## SHORT EXERCISE
The entries below are to be transcribed in full, without their images.

## TASK DATA
:::::
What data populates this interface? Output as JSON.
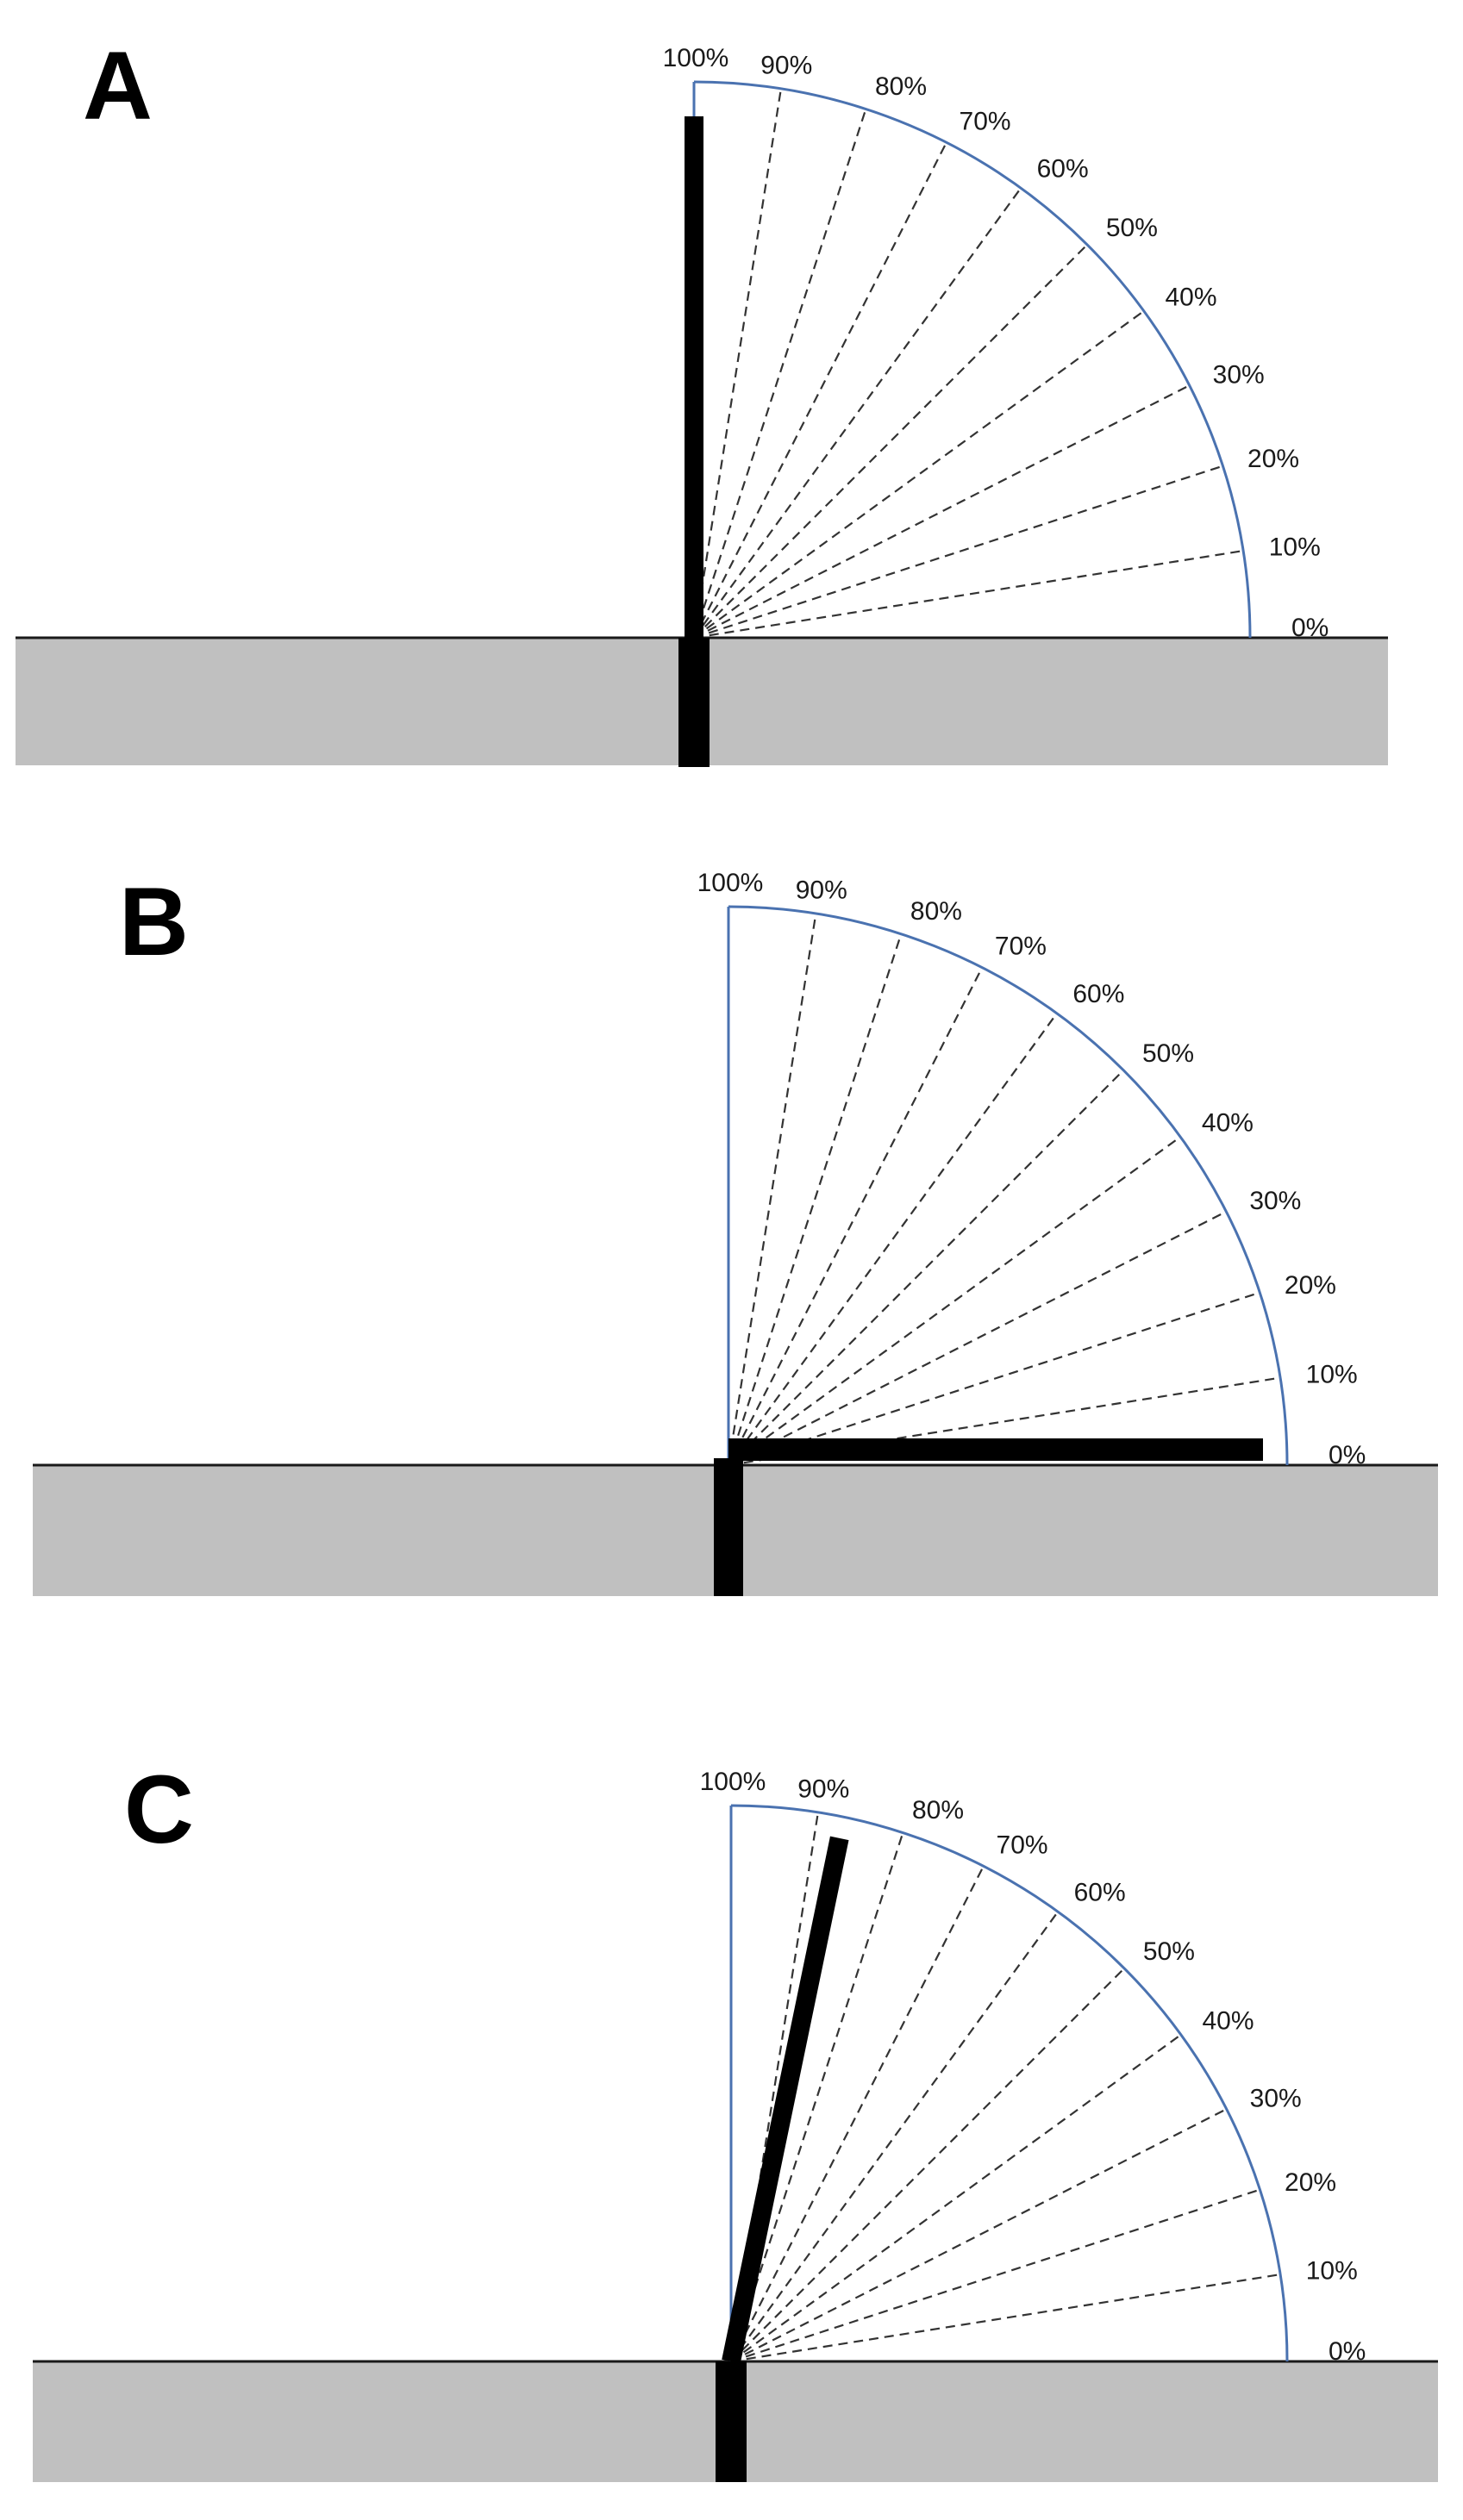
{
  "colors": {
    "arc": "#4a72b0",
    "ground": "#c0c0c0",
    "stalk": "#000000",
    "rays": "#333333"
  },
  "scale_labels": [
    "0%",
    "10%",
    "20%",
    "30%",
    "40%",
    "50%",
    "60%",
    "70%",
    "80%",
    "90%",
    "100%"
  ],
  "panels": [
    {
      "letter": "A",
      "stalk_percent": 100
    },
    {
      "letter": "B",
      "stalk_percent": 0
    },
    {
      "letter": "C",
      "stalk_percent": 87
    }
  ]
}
:::::
## CORRECT RESPONSE
What data populates this interface? Output as JSON.
{
  "colors": {
    "arc": "#4a72b0",
    "ground": "#c0c0c0",
    "stalk": "#000000",
    "rays": "#333333"
  },
  "scale_labels": [
    "0%",
    "10%",
    "20%",
    "30%",
    "40%",
    "50%",
    "60%",
    "70%",
    "80%",
    "90%",
    "100%"
  ],
  "panels": [
    {
      "letter": "A",
      "stalk_percent": 100
    },
    {
      "letter": "B",
      "stalk_percent": 0
    },
    {
      "letter": "C",
      "stalk_percent": 87
    }
  ]
}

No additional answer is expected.